_Exercise aim_
Filter the records below for the word "contact". Copy each line that holds it.

_Records_
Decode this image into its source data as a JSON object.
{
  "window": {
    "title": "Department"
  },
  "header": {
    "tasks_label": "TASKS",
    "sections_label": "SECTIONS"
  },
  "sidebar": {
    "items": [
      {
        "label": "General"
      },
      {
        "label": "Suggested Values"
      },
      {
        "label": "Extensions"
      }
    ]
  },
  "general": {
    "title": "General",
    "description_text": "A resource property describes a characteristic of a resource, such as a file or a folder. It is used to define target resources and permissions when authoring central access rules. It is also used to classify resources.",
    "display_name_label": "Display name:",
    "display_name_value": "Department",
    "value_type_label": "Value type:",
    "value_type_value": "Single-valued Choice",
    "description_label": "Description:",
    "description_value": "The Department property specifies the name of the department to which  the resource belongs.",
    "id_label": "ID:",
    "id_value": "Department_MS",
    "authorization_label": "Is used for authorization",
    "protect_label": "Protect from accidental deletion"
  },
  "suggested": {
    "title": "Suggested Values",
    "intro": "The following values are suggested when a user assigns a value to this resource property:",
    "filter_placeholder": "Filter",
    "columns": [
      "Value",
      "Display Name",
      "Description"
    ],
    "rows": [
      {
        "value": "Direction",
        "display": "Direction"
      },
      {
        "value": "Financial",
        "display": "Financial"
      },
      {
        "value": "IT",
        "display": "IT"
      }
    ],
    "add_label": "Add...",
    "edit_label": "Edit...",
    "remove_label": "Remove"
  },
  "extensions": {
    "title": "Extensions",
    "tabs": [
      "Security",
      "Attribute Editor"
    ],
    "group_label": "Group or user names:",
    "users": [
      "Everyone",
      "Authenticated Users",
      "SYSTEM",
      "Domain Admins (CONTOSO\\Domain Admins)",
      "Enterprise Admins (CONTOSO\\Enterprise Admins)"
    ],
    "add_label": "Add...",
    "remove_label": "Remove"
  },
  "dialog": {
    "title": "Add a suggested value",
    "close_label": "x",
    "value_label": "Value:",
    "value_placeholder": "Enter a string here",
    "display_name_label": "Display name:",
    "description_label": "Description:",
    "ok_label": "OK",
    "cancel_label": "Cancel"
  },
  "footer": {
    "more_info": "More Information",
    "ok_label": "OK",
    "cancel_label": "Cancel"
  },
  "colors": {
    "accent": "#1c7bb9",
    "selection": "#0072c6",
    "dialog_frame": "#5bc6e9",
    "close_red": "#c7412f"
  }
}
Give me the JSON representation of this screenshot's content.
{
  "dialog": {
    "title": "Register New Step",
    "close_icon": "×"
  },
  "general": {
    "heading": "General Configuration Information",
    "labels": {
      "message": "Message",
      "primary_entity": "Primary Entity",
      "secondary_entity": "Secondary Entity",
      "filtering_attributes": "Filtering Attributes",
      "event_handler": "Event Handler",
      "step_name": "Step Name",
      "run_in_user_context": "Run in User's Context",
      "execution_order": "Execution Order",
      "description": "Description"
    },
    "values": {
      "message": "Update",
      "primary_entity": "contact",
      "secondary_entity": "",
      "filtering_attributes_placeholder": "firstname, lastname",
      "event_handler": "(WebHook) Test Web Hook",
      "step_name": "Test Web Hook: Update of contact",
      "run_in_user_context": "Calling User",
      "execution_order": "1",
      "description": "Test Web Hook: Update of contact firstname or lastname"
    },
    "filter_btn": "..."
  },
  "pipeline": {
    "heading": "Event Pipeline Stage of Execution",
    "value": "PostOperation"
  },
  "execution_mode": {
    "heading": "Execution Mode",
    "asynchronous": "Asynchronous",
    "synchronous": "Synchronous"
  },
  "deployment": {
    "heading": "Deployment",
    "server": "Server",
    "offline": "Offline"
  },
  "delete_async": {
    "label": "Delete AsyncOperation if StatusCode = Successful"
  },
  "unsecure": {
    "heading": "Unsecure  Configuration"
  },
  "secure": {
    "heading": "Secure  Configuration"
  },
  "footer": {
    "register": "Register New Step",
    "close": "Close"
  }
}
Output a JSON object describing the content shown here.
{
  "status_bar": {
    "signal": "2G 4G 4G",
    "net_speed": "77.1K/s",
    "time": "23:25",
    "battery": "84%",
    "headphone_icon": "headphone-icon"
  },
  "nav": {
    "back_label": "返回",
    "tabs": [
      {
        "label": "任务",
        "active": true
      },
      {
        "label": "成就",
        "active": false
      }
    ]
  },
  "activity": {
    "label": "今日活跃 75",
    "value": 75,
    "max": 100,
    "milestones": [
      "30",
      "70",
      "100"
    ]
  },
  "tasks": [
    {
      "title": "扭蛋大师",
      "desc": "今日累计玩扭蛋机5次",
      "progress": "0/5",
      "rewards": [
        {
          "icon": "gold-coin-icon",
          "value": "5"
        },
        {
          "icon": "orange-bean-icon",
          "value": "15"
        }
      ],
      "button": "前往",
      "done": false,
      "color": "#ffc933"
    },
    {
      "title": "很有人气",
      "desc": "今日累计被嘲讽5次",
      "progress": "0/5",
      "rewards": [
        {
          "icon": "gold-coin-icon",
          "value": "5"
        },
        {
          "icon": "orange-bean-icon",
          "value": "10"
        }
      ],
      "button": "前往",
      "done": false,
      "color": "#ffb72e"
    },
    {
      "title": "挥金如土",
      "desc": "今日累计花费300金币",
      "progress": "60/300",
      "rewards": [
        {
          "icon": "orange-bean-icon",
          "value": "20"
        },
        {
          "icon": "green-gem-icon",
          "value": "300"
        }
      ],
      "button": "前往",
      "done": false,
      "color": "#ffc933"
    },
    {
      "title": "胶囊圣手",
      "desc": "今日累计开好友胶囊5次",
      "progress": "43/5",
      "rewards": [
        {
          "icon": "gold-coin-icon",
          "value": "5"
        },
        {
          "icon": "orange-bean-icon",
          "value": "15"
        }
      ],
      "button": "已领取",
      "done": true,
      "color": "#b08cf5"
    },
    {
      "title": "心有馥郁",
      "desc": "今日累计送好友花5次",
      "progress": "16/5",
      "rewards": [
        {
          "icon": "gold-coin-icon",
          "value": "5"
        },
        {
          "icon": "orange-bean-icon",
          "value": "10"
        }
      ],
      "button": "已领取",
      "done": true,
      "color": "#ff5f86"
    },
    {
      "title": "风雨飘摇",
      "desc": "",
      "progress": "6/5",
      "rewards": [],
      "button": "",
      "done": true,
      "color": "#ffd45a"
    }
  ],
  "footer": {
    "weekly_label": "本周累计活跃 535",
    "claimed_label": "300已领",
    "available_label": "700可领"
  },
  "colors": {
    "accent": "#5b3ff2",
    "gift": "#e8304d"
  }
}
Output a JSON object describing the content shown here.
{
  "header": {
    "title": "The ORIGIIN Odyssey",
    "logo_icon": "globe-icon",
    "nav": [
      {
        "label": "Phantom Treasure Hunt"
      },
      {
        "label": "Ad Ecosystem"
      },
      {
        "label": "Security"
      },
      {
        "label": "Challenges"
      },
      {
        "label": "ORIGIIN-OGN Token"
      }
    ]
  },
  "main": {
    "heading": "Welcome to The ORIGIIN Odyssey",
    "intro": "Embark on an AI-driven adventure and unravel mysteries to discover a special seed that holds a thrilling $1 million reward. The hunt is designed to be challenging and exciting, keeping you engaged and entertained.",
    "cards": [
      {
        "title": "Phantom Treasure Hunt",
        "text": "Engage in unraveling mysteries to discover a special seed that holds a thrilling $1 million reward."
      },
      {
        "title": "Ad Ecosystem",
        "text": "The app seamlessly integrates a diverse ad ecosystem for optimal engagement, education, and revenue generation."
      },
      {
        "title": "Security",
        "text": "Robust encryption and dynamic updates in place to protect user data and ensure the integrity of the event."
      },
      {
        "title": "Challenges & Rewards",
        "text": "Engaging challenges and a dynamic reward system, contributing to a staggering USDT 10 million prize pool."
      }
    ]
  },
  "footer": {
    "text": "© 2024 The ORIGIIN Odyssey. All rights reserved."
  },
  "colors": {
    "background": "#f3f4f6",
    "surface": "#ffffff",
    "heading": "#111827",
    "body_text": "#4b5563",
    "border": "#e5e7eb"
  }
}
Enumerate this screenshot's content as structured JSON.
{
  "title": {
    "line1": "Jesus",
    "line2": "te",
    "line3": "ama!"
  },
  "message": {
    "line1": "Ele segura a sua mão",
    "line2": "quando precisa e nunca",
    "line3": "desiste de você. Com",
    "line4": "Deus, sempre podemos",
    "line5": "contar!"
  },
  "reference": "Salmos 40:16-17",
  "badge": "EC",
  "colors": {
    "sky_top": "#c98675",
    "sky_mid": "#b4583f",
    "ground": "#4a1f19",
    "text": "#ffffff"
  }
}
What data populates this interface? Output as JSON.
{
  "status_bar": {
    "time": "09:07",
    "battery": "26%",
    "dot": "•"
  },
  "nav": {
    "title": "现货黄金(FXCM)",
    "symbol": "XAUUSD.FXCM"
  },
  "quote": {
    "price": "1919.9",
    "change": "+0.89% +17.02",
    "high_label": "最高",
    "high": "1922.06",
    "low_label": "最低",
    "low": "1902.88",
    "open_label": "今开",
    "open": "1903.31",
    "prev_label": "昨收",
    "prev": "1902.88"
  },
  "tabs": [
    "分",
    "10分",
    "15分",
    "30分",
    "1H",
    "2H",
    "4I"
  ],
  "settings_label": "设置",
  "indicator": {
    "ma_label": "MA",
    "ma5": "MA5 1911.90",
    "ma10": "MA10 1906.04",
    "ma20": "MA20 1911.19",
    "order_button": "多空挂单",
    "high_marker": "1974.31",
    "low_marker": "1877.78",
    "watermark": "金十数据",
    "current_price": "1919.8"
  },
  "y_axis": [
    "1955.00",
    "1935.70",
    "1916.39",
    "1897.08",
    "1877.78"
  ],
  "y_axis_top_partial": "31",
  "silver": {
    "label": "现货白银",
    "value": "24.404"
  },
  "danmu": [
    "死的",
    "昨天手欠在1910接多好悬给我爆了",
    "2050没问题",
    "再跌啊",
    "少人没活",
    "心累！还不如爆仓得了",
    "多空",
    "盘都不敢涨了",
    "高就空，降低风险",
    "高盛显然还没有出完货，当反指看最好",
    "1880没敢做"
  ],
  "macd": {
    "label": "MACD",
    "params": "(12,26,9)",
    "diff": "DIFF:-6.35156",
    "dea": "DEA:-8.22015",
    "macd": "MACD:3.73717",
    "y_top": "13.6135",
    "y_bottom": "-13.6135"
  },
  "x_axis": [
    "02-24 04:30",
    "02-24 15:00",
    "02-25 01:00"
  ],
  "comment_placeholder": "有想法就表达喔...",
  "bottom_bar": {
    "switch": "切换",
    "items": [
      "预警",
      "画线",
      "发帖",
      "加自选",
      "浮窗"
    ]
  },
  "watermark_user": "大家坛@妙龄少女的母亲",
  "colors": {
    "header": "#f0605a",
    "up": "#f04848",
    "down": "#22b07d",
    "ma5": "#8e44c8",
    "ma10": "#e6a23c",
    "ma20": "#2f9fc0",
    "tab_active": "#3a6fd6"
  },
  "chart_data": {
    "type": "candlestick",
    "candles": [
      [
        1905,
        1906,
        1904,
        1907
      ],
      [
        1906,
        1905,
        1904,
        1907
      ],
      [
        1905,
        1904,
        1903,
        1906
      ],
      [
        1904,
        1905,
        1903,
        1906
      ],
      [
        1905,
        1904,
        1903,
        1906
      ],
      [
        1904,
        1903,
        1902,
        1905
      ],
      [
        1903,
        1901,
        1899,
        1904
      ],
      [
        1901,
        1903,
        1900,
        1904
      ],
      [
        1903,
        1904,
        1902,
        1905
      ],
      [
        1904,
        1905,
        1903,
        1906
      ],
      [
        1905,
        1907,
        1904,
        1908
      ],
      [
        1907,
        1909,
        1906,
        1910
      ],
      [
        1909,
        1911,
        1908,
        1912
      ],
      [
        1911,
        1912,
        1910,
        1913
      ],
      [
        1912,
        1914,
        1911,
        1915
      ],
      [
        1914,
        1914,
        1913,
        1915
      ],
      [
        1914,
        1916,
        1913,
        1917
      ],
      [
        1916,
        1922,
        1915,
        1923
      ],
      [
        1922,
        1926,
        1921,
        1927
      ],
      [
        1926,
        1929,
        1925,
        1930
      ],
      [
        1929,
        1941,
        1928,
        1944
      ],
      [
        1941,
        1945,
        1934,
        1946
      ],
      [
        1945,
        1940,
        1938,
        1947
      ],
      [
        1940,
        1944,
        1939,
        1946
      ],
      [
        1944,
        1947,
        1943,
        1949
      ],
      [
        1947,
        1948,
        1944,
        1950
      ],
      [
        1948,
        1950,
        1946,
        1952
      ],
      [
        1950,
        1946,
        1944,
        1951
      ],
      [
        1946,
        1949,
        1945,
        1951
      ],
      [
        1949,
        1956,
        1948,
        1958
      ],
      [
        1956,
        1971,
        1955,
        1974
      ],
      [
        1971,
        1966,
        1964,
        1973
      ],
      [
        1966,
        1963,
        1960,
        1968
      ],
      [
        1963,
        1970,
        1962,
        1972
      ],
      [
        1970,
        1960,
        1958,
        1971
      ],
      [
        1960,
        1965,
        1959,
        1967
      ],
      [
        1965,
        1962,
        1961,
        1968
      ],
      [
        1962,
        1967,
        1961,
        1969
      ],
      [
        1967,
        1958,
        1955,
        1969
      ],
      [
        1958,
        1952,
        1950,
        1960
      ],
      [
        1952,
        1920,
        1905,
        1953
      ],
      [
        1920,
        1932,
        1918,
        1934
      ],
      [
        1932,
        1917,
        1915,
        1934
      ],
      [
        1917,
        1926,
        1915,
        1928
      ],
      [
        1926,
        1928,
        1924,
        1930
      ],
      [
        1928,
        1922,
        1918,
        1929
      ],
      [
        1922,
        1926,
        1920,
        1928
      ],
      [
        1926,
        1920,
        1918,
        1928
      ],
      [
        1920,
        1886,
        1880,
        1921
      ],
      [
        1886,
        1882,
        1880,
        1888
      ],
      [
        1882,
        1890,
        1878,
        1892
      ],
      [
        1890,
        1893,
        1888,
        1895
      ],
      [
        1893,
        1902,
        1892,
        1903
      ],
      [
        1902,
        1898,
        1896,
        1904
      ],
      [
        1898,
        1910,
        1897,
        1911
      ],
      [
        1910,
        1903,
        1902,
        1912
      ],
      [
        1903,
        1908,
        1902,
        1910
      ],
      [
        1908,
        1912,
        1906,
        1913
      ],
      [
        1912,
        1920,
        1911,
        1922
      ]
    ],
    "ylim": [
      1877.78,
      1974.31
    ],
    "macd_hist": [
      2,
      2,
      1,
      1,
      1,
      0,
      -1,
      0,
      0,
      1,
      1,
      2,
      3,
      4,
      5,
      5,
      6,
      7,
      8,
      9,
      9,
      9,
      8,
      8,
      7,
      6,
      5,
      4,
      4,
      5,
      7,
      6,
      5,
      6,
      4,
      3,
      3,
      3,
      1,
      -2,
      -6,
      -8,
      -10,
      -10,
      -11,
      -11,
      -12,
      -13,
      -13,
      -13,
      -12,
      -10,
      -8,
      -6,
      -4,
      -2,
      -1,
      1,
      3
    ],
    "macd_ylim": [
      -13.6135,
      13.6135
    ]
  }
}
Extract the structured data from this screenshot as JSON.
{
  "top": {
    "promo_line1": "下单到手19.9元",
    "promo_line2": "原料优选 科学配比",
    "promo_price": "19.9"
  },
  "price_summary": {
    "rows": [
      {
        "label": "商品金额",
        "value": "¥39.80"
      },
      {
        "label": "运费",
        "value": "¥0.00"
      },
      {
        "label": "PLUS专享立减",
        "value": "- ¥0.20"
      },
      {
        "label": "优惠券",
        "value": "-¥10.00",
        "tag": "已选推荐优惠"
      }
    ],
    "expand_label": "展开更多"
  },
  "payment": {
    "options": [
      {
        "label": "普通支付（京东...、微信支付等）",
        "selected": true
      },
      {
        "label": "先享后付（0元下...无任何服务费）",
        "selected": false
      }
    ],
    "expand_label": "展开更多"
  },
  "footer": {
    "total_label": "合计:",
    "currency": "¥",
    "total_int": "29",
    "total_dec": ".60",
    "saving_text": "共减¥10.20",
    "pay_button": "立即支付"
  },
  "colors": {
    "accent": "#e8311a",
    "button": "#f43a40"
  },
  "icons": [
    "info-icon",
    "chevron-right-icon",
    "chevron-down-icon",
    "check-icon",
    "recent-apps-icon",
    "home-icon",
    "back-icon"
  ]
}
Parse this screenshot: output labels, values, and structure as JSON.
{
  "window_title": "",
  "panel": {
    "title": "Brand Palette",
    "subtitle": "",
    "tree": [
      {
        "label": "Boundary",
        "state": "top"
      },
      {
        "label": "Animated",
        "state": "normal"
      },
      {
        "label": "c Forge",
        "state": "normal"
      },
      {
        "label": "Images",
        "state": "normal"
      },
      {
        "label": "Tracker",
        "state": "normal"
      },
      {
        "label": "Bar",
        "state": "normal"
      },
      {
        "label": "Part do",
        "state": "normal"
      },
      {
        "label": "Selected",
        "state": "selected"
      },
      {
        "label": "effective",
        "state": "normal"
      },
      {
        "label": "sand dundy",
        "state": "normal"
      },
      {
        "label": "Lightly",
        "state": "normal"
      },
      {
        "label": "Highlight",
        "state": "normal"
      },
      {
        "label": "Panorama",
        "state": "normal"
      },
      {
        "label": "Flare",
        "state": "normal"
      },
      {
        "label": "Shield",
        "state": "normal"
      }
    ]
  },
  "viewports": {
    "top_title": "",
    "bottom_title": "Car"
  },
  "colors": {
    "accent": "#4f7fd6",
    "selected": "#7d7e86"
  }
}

_Response for this exercise_
      "primary_entity": "contact",
      "step_name": "Test Web Hook: Update of contact",
      "description": "Test Web Hook: Update of contact firstname or lastname"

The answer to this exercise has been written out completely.